Available records ::
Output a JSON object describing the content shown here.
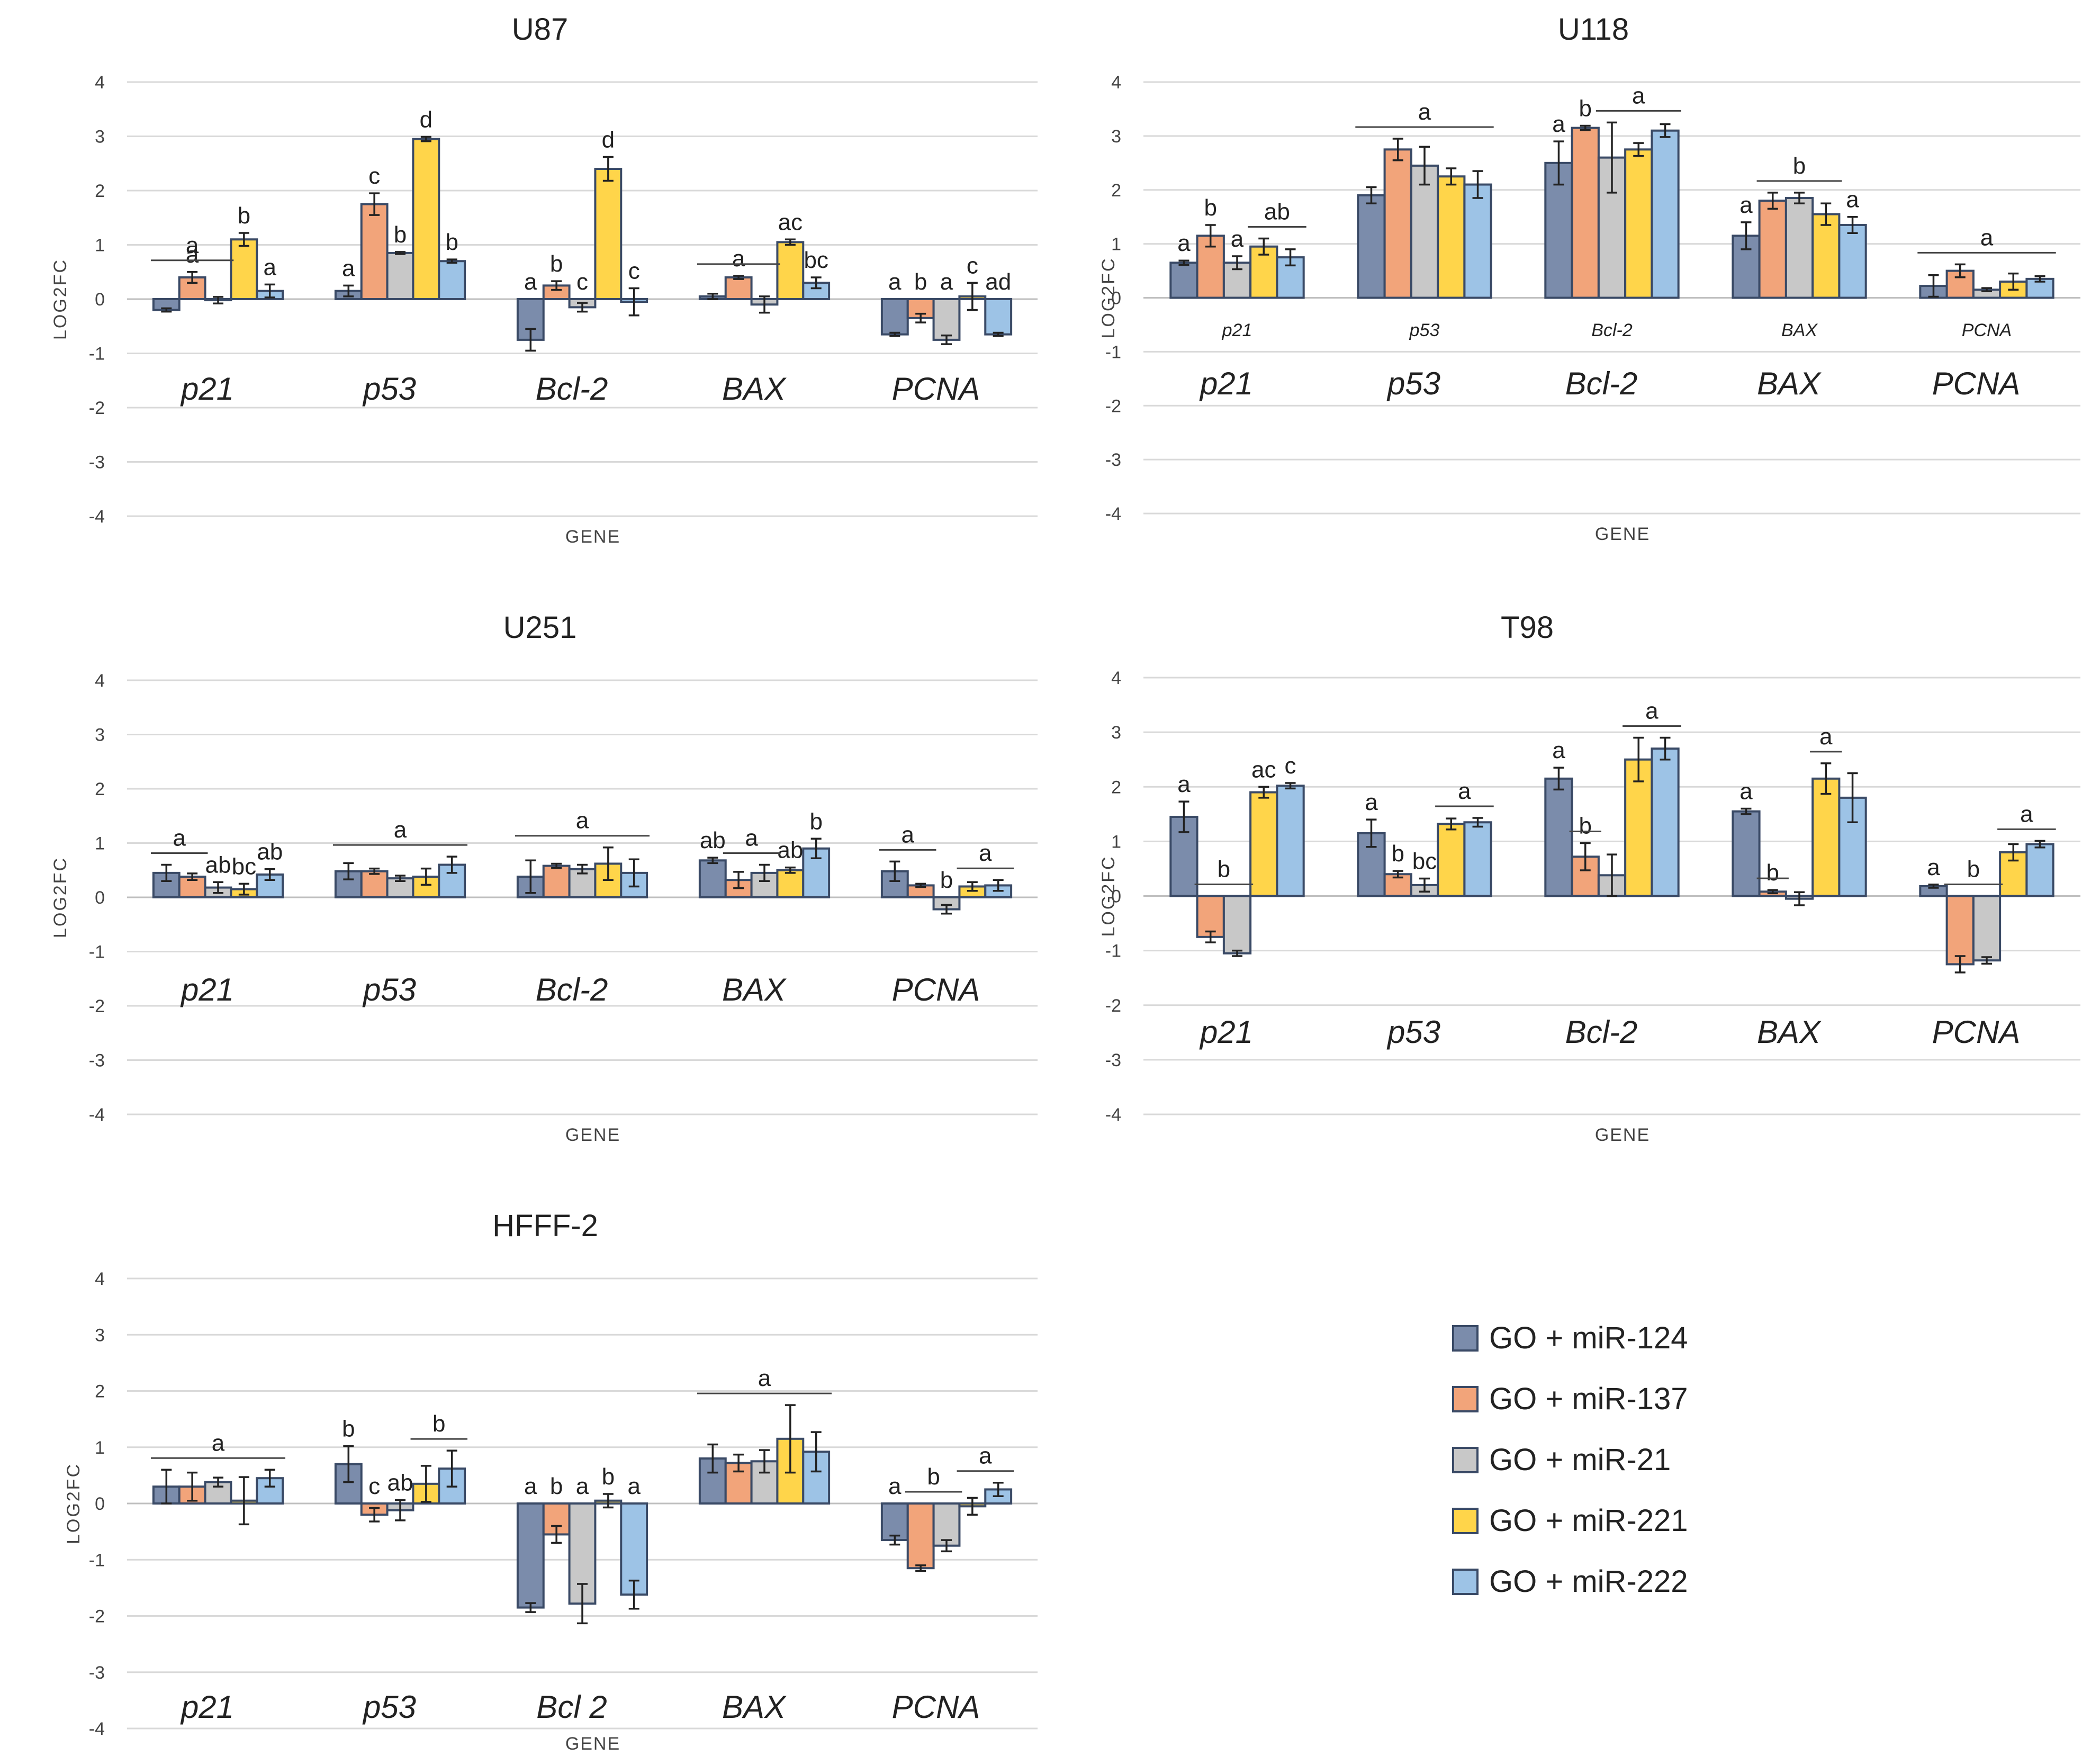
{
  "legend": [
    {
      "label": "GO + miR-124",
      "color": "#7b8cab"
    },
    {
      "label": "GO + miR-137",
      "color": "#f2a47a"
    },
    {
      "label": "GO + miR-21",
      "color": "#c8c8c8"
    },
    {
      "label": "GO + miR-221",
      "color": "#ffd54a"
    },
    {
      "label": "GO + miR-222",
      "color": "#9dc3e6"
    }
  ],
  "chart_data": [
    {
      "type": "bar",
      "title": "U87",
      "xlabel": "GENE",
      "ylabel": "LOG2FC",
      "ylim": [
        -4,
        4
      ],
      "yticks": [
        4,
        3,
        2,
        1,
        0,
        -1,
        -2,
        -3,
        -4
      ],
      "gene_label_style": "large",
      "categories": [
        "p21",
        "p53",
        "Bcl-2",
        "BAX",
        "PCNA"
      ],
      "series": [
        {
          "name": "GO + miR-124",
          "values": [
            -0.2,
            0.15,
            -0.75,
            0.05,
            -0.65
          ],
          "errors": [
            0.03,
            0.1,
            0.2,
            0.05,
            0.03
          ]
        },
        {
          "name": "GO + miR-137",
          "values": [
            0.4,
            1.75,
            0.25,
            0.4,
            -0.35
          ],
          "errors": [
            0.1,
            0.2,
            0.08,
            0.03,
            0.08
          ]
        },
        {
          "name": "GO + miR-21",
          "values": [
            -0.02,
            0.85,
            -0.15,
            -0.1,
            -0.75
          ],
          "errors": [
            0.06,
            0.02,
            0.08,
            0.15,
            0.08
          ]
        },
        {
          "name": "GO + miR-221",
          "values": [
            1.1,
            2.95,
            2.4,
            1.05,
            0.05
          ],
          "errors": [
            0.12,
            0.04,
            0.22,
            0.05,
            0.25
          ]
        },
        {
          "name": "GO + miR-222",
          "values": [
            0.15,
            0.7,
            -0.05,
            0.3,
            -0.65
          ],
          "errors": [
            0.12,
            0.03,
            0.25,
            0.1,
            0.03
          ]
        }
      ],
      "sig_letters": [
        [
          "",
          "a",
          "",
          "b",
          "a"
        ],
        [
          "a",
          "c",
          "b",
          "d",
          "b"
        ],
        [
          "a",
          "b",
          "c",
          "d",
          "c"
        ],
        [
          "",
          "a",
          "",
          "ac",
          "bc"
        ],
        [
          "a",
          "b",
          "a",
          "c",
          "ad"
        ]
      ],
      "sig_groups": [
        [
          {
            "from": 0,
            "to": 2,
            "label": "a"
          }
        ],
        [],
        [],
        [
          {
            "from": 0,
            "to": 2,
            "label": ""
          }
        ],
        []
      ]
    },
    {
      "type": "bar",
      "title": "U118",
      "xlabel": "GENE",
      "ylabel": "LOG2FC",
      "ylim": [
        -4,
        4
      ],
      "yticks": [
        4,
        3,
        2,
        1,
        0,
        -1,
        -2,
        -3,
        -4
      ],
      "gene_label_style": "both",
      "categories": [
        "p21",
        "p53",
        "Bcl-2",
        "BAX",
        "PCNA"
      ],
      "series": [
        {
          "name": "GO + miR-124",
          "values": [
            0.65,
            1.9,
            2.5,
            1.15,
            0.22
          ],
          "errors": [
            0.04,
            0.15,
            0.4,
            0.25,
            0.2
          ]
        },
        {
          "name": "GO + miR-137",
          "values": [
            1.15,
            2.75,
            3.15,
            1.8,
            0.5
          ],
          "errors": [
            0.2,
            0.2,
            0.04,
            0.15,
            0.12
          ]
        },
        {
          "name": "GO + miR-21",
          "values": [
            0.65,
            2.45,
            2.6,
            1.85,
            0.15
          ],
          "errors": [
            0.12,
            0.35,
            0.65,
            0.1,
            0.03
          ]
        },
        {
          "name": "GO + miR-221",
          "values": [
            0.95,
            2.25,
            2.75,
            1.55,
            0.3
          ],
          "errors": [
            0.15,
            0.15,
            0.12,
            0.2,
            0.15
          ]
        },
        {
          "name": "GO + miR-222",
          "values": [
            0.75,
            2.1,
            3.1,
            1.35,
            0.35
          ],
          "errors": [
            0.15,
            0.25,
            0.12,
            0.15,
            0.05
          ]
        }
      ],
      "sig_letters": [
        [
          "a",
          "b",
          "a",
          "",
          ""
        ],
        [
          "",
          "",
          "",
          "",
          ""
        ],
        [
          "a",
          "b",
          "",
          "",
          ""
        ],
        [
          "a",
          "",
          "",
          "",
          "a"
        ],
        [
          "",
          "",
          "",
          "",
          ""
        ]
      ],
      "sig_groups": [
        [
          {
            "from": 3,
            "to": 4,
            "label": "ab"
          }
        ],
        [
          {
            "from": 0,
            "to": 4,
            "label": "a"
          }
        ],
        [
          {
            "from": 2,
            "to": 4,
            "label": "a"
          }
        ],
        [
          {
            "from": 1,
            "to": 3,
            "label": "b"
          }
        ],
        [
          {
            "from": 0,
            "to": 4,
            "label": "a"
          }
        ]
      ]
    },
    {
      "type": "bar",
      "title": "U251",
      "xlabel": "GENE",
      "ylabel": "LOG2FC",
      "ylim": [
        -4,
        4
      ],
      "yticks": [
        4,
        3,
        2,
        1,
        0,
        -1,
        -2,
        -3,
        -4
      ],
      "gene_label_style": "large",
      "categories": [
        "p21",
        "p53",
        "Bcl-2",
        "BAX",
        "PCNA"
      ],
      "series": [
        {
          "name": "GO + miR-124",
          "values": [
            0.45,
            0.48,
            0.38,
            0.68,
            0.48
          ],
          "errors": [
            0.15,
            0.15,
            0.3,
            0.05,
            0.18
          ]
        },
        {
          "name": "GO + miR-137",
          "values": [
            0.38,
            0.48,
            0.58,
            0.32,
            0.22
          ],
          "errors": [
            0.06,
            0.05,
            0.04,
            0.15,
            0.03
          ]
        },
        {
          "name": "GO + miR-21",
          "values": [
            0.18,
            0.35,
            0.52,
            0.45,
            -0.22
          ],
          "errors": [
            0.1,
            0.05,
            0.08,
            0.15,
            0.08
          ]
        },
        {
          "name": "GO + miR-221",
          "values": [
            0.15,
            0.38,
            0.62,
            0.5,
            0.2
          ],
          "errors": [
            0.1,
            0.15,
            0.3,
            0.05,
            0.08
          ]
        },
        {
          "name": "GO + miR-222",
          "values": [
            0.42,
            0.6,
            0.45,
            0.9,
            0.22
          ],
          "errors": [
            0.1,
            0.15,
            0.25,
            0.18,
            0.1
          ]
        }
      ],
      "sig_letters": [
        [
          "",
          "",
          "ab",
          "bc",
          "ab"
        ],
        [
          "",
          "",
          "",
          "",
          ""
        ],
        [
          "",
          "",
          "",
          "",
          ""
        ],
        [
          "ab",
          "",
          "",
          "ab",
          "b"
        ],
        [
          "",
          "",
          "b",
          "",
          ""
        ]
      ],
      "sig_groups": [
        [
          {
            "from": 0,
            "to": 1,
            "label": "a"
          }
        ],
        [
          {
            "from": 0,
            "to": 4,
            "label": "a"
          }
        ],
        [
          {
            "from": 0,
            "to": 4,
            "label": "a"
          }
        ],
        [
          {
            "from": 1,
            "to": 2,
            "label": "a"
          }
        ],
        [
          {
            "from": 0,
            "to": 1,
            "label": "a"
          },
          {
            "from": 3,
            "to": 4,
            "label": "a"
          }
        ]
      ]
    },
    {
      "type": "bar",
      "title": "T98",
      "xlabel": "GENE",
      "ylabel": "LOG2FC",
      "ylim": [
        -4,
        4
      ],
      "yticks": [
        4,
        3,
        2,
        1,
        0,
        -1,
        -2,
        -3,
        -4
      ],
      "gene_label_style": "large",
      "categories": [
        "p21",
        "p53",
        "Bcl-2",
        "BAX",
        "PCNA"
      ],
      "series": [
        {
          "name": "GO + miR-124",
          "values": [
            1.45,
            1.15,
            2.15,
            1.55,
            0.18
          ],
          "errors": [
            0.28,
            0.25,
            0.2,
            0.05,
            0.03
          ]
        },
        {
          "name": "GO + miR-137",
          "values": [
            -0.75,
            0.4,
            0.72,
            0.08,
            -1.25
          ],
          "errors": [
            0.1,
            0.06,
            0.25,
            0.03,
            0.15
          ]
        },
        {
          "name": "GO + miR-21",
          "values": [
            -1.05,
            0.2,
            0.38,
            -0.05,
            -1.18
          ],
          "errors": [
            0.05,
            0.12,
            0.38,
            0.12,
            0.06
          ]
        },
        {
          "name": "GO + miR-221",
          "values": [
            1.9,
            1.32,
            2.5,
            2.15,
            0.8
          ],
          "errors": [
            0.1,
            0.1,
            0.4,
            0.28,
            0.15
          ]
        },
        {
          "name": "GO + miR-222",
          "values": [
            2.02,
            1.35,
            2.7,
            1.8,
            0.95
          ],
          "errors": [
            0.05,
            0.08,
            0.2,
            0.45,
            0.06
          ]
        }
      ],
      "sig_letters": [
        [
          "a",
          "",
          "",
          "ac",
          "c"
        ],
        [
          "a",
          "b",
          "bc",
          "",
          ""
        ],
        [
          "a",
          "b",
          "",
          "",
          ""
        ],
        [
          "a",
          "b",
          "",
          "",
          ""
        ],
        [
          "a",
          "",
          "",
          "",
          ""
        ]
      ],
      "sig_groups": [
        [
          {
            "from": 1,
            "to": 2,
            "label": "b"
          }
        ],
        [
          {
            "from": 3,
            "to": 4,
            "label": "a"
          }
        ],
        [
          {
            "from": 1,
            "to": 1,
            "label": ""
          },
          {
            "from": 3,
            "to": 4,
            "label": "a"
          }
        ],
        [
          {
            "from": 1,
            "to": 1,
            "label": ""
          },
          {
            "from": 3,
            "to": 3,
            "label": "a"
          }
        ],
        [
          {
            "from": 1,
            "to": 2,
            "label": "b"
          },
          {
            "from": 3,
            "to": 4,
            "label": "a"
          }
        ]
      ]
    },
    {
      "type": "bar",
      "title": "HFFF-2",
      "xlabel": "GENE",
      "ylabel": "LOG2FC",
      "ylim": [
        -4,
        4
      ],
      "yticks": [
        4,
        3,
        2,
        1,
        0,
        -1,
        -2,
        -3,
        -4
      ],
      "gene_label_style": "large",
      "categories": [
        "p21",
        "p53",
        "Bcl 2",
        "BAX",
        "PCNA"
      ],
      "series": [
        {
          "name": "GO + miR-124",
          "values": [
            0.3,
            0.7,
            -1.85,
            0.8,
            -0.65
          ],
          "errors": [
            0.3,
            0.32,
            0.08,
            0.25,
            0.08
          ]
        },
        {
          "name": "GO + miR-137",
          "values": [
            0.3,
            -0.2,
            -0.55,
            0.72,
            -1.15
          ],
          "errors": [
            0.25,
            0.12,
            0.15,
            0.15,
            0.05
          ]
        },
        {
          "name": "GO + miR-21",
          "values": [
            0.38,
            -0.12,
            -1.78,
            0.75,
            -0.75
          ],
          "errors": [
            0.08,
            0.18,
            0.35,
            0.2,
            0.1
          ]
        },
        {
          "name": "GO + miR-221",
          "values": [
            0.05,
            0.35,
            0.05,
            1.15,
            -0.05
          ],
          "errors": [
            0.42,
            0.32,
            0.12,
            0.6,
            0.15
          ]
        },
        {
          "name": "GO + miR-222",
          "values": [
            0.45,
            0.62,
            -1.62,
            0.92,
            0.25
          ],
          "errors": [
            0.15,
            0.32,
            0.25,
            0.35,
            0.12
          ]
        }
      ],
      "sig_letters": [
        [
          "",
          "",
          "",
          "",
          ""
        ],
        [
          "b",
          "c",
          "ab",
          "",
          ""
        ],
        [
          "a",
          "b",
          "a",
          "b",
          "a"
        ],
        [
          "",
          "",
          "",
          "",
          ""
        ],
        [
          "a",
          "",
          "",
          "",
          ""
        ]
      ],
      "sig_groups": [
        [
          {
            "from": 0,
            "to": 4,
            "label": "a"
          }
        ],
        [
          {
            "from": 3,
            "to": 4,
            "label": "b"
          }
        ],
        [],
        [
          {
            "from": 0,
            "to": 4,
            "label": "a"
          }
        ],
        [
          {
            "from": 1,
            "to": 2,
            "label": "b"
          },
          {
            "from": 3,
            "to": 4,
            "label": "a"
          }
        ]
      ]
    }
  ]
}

Given exercise ::
In the records above, how many lines include the string "color"? Answer with only the number.

Answer ::
5